• **INSTRUCTIONS FOR THE TASK**
Gather all lines with "many" from the records.

• **DATA ENTRIES**
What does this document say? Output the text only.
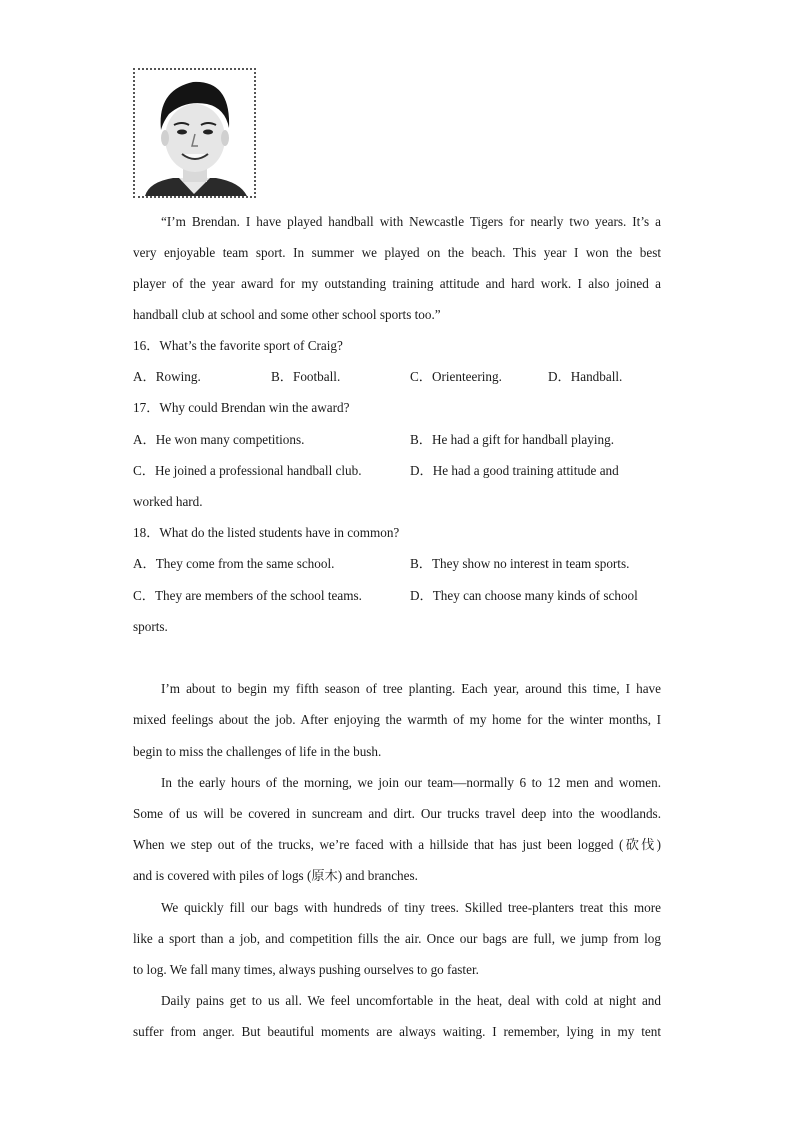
“I’m Brendan. I have played handball with Newcastle Tigers for nearly two years. It’s a
very enjoyable team sport. In summer we played on the beach. This year I won the best
player of the year award for my outstanding training attitude and hard work. I also joined a
handball club at school and some other school sports too.”
16．What’s the favorite sport of Craig?
A．Rowing.	B．Football.	C．Orienteering.	D．Handball.
17．Why could Brendan win the award?
A．He won many competitions.	B．He had a gift for handball playing.
C．He joined a professional handball club.	D．He had a good training attitude and
worked hard.
18．What do the listed students have in common?
A．They come from the same school.	B．They show no interest in team sports.
C．They are members of the school teams.	D．They can choose many kinds of school
sports.
I’m about to begin my fifth season of tree planting. Each year, around this time, I have
mixed feelings about the job. After enjoying the warmth of my home for the winter months, I
begin to miss the challenges of life in the bush.
In the early hours of the morning, we join our team—normally 6 to 12 men and women.
Some of us will be covered in suncream and dirt. Our trucks travel deep into the woodlands.
When we step out of the trucks, we’re faced with a hillside that has just been logged (砍伐)
and is covered with piles of logs (原木) and branches.
We quickly fill our bags with hundreds of tiny trees. Skilled tree-planters treat this more
like a sport than a job, and competition fills the air. Once our bags are full, we jump from log
to log. We fall many times, always pushing ourselves to go faster.
Daily pains get to us all. We feel uncomfortable in the heat, deal with cold at night and
suffer from anger. But beautiful moments are always waiting. I remember, lying in my tent
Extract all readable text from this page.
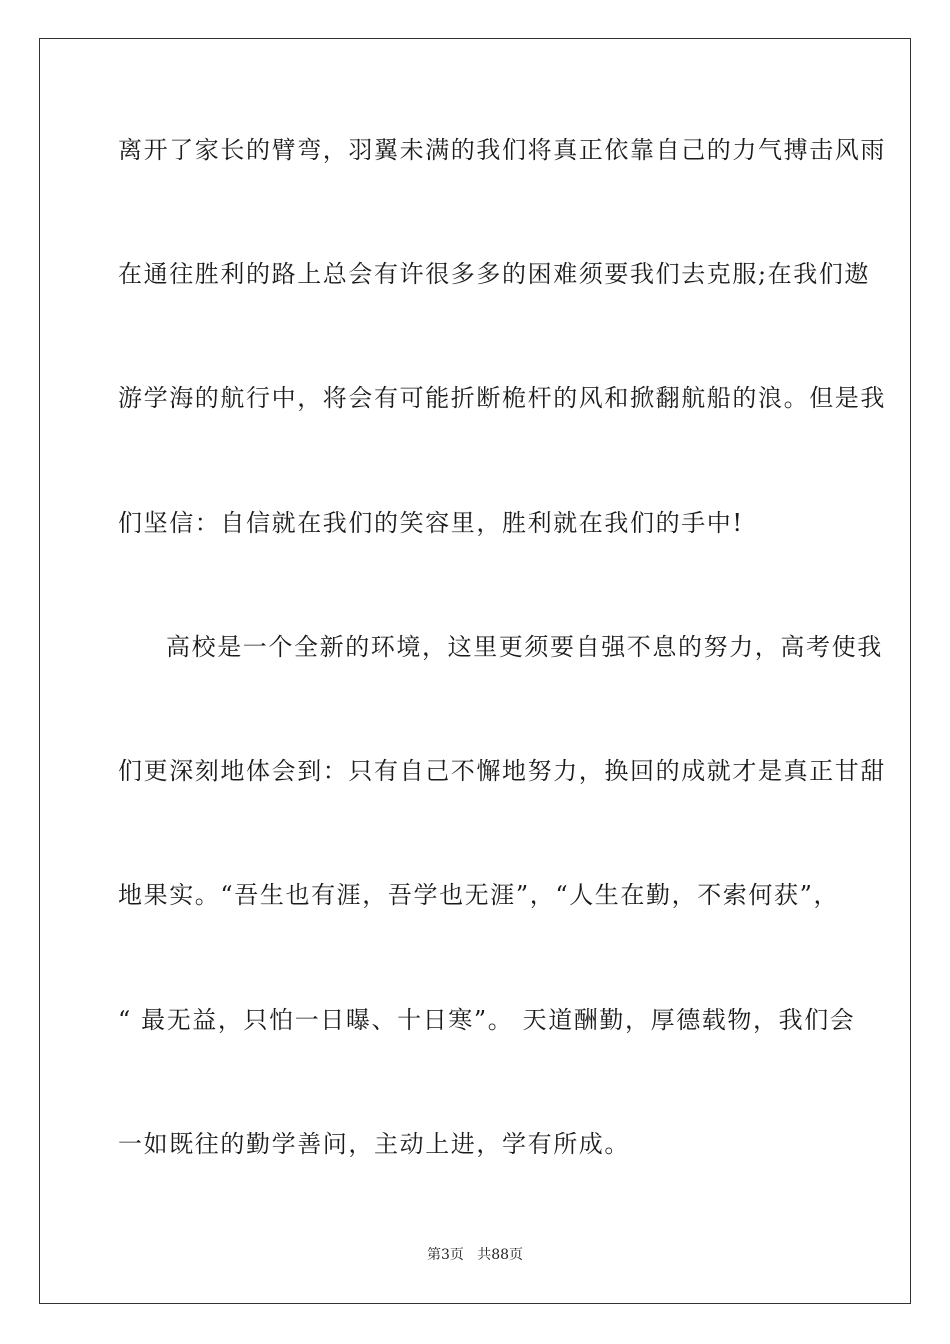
离开了家长的臂弯，羽翼未满的我们将真正依靠自己的力气搏击风雨
在通往胜利的路上总会有许很多多的困难须要我们去克服;在我们遨
游学海的航行中，将会有可能折断桅杆的风和掀翻航船的浪。但是我
们坚信：自信就在我们的笑容里，胜利就在我们的手中!
高校是一个全新的环境，这里更须要自强不息的努力，高考使我
们更深刻地体会到：只有自己不懈地努力，换回的成就才是真正甘甜
地果实。“吾生也有涯，吾学也无涯”，“人生在勤，不索何获”，
“ 最无益，只怕一日曝、十日寒”。 天道酬勤，厚德载物，我们会
一如既往的勤学善问，主动上进，学有所成。
第3页 共88页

• **EXERCISE OUTPUT**
A．He won many competitions.	B．He had a gift for handball playing.
C．They are members of the school teams.	D．They can choose many kinds of school
to log. We fall many times, always pushing ourselves to go faster.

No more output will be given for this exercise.